> [WHAT YOU HAVE TO DO]
Print the data that follows exactly.

> [RECORDS SHOWN]
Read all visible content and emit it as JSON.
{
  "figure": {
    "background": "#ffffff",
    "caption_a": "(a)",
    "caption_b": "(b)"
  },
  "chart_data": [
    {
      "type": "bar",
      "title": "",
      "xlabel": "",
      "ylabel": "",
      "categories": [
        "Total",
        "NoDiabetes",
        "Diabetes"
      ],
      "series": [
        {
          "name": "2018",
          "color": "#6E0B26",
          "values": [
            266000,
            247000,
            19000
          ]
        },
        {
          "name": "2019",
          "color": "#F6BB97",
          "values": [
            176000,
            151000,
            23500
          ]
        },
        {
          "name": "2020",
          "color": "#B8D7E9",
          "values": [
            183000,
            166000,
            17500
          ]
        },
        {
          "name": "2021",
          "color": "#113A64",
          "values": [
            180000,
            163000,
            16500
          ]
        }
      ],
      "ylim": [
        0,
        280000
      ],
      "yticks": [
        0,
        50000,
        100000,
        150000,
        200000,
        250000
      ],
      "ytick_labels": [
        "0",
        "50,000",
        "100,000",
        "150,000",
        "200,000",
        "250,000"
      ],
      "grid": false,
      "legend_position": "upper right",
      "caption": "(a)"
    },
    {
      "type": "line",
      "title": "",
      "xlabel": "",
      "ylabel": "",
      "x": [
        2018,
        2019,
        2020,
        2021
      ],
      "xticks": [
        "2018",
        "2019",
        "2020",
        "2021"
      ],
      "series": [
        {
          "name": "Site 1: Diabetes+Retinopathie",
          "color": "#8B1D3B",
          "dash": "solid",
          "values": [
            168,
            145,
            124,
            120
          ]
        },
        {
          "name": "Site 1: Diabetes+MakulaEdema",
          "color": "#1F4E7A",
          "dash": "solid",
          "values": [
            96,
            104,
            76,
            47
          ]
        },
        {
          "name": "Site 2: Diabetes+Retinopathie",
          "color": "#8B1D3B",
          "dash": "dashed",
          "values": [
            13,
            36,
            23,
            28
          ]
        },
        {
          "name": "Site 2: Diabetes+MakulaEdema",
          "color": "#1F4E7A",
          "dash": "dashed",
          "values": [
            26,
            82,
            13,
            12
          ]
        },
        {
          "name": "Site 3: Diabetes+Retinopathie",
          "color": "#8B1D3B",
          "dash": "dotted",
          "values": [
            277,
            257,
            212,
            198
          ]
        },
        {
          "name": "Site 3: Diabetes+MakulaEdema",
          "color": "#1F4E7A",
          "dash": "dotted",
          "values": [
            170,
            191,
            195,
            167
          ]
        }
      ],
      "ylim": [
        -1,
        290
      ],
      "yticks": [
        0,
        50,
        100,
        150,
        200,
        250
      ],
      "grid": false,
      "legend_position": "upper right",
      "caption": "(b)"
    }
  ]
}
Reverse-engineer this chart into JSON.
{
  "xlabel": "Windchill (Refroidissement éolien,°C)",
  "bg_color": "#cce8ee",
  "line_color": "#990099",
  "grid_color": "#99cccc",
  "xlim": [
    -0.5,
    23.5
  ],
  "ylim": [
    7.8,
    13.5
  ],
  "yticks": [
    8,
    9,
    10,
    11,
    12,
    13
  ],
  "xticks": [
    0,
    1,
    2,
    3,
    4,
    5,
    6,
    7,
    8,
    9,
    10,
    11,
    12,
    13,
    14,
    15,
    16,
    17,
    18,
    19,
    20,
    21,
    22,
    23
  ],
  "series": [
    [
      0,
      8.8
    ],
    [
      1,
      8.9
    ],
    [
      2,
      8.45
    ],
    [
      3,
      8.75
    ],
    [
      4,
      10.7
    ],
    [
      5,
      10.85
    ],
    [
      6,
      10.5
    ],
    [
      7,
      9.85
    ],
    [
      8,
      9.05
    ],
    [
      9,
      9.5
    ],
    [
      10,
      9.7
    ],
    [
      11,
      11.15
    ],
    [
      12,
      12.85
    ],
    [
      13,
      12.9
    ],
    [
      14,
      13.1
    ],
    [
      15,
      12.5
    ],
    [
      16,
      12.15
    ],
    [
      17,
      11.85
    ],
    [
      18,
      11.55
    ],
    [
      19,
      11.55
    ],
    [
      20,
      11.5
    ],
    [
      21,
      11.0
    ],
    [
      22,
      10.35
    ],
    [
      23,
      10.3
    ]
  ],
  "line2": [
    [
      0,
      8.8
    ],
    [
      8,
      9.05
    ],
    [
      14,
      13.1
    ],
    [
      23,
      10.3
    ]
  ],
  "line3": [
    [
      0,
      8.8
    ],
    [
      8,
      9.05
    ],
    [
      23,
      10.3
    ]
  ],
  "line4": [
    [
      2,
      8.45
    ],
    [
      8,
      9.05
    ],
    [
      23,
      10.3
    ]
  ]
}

> [ANSWER IN FULL]
Read all visible content and emit it as JSON.
{
  "figure": {
    "background": "#ffffff",
    "caption_a": "(a)",
    "caption_b": "(b)"
  },
  "chart_data": [
    {
      "type": "bar",
      "title": "",
      "xlabel": "",
      "ylabel": "",
      "categories": [
        "Total",
        "NoDiabetes",
        "Diabetes"
      ],
      "series": [
        {
          "name": "2018",
          "color": "#6E0B26",
          "values": [
            266000,
            247000,
            19000
          ]
        },
        {
          "name": "2019",
          "color": "#F6BB97",
          "values": [
            176000,
            151000,
            23500
          ]
        },
        {
          "name": "2020",
          "color": "#B8D7E9",
          "values": [
            183000,
            166000,
            17500
          ]
        },
        {
          "name": "2021",
          "color": "#113A64",
          "values": [
            180000,
            163000,
            16500
          ]
        }
      ],
      "ylim": [
        0,
        280000
      ],
      "yticks": [
        0,
        50000,
        100000,
        150000,
        200000,
        250000
      ],
      "ytick_labels": [
        "0",
        "50,000",
        "100,000",
        "150,000",
        "200,000",
        "250,000"
      ],
      "grid": false,
      "legend_position": "upper right",
      "caption": "(a)"
    },
    {
      "type": "line",
      "title": "",
      "xlabel": "",
      "ylabel": "",
      "x": [
        2018,
        2019,
        2020,
        2021
      ],
      "xticks": [
        "2018",
        "2019",
        "2020",
        "2021"
      ],
      "series": [
        {
          "name": "Site 1: Diabetes+Retinopathie",
          "color": "#8B1D3B",
          "dash": "solid",
          "values": [
            168,
            145,
            124,
            120
          ]
        },
        {
          "name": "Site 1: Diabetes+MakulaEdema",
          "color": "#1F4E7A",
          "dash": "solid",
          "values": [
            96,
            104,
            76,
            47
          ]
        },
        {
          "name": "Site 2: Diabetes+Retinopathie",
          "color": "#8B1D3B",
          "dash": "dashed",
          "values": [
            13,
            36,
            23,
            28
          ]
        },
        {
          "name": "Site 2: Diabetes+MakulaEdema",
          "color": "#1F4E7A",
          "dash": "dashed",
          "values": [
            26,
            82,
            13,
            12
          ]
        },
        {
          "name": "Site 3: Diabetes+Retinopathie",
          "color": "#8B1D3B",
          "dash": "dotted",
          "values": [
            277,
            257,
            212,
            198
          ]
        },
        {
          "name": "Site 3: Diabetes+MakulaEdema",
          "color": "#1F4E7A",
          "dash": "dotted",
          "values": [
            170,
            191,
            195,
            167
          ]
        }
      ],
      "ylim": [
        -1,
        290
      ],
      "yticks": [
        0,
        50,
        100,
        150,
        200,
        250
      ],
      "grid": false,
      "legend_position": "upper right",
      "caption": "(b)"
    }
  ]
}
Reverse-engineer this chart into JSON.
{
  "xlabel": "Windchill (Refroidissement éolien,°C)",
  "bg_color": "#cce8ee",
  "line_color": "#990099",
  "grid_color": "#99cccc",
  "xlim": [
    -0.5,
    23.5
  ],
  "ylim": [
    7.8,
    13.5
  ],
  "yticks": [
    8,
    9,
    10,
    11,
    12,
    13
  ],
  "xticks": [
    0,
    1,
    2,
    3,
    4,
    5,
    6,
    7,
    8,
    9,
    10,
    11,
    12,
    13,
    14,
    15,
    16,
    17,
    18,
    19,
    20,
    21,
    22,
    23
  ],
  "series": [
    [
      0,
      8.8
    ],
    [
      1,
      8.9
    ],
    [
      2,
      8.45
    ],
    [
      3,
      8.75
    ],
    [
      4,
      10.7
    ],
    [
      5,
      10.85
    ],
    [
      6,
      10.5
    ],
    [
      7,
      9.85
    ],
    [
      8,
      9.05
    ],
    [
      9,
      9.5
    ],
    [
      10,
      9.7
    ],
    [
      11,
      11.15
    ],
    [
      12,
      12.85
    ],
    [
      13,
      12.9
    ],
    [
      14,
      13.1
    ],
    [
      15,
      12.5
    ],
    [
      16,
      12.15
    ],
    [
      17,
      11.85
    ],
    [
      18,
      11.55
    ],
    [
      19,
      11.55
    ],
    [
      20,
      11.5
    ],
    [
      21,
      11.0
    ],
    [
      22,
      10.35
    ],
    [
      23,
      10.3
    ]
  ],
  "line2": [
    [
      0,
      8.8
    ],
    [
      8,
      9.05
    ],
    [
      14,
      13.1
    ],
    [
      23,
      10.3
    ]
  ],
  "line3": [
    [
      0,
      8.8
    ],
    [
      8,
      9.05
    ],
    [
      23,
      10.3
    ]
  ],
  "line4": [
    [
      2,
      8.45
    ],
    [
      8,
      9.05
    ],
    [
      23,
      10.3
    ]
  ]
}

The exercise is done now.